§ Brief: Scan the lines below; pull out those with "structured".

§ Records for the exercise:

• • • • • • •

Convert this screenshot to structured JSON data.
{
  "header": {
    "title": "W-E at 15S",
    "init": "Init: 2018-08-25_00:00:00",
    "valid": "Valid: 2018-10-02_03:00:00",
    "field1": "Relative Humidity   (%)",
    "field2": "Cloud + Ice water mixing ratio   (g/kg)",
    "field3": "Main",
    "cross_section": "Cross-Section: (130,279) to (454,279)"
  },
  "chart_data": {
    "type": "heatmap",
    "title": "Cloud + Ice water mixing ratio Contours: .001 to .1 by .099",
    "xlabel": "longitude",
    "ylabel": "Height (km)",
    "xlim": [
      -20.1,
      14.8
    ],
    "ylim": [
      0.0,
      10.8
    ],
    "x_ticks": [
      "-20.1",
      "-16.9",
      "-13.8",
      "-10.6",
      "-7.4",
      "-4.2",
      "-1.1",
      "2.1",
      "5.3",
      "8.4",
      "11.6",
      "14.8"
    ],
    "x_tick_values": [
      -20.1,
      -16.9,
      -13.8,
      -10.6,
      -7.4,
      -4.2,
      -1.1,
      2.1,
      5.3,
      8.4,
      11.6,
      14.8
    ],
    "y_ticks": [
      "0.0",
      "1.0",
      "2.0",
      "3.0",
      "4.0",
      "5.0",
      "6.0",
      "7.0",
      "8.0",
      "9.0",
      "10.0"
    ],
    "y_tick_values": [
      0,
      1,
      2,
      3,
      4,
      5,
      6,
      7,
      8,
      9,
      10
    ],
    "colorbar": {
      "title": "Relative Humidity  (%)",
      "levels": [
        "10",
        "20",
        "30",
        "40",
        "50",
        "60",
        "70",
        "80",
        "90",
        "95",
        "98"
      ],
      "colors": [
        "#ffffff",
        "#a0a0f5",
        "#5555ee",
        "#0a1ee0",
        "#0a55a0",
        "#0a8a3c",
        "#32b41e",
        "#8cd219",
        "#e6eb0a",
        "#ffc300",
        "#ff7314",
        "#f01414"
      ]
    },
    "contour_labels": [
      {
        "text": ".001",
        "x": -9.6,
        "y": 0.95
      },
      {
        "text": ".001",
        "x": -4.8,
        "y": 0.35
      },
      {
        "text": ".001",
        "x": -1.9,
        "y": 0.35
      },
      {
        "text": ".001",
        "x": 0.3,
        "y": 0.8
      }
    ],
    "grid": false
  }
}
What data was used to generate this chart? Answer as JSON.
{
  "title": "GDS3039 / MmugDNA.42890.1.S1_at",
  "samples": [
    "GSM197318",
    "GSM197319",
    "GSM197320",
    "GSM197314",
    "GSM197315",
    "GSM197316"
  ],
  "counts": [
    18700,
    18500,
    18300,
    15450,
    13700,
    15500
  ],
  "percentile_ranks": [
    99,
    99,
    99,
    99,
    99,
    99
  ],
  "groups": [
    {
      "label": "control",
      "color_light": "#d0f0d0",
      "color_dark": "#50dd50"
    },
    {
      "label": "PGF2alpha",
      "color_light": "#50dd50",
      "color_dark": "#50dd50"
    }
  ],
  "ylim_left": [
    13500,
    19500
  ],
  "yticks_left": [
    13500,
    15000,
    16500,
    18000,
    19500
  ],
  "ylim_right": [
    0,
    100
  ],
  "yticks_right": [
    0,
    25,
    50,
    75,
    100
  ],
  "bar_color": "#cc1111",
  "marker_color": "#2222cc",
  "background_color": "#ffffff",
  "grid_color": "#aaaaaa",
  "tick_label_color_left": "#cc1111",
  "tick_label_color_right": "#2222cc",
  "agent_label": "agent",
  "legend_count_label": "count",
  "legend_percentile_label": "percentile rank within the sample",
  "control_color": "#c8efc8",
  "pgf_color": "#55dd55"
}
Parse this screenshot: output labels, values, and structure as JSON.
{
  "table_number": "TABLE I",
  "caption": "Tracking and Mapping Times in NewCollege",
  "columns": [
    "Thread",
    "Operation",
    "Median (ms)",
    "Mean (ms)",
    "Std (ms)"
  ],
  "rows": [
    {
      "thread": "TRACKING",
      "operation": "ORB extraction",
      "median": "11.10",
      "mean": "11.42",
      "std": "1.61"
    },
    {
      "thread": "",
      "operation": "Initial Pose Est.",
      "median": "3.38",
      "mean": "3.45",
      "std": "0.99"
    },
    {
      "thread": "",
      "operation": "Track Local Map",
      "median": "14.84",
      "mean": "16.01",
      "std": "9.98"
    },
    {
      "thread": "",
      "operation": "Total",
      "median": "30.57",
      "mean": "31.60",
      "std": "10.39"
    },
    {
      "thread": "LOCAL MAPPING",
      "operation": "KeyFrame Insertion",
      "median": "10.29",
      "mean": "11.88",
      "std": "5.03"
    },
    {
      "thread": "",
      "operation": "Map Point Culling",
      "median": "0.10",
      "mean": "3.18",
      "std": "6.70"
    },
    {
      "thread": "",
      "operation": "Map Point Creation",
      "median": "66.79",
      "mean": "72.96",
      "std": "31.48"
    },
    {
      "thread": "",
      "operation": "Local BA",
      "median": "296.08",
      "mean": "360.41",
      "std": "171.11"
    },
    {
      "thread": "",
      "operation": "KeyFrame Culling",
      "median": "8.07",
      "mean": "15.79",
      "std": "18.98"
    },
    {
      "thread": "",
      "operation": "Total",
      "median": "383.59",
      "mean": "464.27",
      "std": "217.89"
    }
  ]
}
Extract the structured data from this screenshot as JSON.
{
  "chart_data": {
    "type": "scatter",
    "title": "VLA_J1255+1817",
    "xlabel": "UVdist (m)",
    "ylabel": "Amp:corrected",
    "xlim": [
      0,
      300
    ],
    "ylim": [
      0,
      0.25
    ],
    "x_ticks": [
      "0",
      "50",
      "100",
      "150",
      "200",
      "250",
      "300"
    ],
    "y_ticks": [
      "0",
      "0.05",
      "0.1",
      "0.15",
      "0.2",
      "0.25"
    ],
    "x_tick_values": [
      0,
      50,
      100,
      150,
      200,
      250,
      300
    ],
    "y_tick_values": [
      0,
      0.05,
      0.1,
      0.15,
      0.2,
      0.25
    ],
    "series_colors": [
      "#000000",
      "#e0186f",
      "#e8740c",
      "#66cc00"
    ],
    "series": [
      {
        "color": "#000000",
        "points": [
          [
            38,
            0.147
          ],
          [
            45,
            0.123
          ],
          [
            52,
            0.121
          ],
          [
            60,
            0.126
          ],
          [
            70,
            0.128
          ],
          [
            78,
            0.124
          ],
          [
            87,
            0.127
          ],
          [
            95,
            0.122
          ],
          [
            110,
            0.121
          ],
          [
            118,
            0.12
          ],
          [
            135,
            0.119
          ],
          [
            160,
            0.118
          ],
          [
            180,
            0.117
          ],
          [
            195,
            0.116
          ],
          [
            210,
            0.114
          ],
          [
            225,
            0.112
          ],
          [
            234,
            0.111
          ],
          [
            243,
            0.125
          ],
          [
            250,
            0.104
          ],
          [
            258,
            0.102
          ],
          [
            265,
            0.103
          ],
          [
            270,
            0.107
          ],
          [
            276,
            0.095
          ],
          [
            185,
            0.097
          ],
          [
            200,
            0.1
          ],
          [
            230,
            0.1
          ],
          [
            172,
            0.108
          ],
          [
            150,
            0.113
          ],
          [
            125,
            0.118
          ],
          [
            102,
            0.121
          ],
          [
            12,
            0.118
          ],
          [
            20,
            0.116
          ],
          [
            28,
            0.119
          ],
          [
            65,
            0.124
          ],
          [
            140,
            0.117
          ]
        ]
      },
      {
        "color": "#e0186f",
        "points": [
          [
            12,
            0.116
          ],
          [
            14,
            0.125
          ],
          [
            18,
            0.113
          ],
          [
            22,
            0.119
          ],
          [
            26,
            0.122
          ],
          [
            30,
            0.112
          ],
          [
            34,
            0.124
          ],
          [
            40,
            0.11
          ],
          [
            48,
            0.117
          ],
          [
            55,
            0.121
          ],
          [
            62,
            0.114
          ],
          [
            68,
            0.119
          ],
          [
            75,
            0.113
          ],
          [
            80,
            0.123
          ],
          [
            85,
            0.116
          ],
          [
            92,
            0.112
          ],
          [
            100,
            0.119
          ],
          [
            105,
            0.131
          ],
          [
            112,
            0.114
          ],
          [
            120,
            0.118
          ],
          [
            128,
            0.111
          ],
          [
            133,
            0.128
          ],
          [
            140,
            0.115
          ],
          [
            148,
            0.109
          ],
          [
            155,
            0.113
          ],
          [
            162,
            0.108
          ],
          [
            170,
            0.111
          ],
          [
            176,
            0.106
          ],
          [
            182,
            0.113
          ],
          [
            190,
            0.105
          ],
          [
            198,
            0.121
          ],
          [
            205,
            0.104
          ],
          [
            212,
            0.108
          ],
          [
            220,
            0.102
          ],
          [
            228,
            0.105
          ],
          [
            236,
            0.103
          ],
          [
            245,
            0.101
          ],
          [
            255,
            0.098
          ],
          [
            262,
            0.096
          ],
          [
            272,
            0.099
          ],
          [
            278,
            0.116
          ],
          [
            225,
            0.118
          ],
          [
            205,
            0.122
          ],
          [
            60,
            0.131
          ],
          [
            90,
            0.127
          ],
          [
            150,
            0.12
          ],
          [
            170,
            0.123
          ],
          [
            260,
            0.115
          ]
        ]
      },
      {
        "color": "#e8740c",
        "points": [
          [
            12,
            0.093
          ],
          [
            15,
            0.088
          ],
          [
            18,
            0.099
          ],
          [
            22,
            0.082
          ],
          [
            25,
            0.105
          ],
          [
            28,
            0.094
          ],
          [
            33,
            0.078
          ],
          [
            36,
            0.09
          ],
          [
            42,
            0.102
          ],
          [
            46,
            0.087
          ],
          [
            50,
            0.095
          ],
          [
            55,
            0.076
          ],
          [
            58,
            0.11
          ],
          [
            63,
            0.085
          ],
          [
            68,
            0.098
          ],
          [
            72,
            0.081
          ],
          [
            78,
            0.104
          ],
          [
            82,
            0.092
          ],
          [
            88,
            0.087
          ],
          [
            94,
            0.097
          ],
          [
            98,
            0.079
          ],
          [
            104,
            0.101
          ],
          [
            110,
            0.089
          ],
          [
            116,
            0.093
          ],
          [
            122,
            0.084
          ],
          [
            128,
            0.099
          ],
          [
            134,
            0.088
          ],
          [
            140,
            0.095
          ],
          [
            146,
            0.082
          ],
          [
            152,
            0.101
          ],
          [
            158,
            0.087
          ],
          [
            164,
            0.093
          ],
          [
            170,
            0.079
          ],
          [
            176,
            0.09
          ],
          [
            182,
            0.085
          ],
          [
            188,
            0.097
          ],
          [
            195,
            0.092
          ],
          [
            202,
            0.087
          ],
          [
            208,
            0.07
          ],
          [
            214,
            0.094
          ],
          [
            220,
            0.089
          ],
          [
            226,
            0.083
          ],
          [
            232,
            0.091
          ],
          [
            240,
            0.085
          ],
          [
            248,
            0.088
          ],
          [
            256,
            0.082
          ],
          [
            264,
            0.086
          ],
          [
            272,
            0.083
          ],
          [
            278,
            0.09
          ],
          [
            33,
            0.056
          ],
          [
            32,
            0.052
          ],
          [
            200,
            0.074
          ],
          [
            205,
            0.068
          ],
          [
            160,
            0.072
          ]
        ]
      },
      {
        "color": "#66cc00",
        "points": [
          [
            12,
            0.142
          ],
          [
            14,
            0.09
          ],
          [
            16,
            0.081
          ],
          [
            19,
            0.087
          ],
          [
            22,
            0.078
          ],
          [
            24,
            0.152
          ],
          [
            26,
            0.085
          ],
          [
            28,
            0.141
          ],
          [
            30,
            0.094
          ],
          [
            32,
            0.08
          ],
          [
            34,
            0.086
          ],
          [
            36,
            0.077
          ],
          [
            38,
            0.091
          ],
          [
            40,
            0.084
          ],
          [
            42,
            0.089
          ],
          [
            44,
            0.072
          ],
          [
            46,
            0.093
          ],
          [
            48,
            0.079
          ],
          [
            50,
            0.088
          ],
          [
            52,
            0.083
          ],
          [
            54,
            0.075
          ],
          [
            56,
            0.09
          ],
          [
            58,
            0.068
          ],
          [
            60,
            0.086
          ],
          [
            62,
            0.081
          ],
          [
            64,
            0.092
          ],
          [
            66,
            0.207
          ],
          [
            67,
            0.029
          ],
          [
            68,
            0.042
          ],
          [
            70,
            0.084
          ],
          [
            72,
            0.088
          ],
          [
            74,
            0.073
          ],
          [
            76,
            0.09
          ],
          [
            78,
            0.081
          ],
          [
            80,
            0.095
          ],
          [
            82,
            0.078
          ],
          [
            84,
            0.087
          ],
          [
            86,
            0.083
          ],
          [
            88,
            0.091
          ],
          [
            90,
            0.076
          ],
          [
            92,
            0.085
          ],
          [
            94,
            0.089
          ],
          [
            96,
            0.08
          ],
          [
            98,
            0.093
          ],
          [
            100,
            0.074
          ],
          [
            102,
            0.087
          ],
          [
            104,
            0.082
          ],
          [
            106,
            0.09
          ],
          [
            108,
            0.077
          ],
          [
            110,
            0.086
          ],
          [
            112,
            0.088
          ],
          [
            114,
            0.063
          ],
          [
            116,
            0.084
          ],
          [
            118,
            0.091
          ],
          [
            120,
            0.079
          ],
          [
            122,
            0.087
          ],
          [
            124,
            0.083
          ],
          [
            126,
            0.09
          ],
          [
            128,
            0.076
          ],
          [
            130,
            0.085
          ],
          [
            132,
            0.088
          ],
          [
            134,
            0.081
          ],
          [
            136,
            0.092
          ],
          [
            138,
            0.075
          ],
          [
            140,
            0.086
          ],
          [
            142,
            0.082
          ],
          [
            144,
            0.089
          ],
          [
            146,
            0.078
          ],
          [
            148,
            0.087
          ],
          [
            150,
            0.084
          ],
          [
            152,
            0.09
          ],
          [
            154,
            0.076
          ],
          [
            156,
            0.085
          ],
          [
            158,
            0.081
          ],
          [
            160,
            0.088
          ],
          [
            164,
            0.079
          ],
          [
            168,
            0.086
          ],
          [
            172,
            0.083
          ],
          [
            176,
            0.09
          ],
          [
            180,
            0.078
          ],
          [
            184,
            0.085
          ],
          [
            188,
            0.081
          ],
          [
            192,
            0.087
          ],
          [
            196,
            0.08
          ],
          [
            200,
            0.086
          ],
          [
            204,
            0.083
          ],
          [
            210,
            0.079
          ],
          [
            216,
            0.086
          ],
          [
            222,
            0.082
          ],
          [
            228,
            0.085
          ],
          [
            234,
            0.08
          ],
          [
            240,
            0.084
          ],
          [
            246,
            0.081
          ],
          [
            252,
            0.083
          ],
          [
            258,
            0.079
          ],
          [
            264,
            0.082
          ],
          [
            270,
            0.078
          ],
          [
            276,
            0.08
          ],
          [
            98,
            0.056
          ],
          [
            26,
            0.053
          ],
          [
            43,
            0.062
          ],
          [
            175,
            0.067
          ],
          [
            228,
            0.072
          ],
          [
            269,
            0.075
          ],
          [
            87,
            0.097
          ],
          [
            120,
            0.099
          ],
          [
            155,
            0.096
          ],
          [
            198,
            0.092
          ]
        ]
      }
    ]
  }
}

• • • • • • •

§ The completed task:
Convert this screenshot to structured JSON data.
Extract the structured data from this screenshot as JSON.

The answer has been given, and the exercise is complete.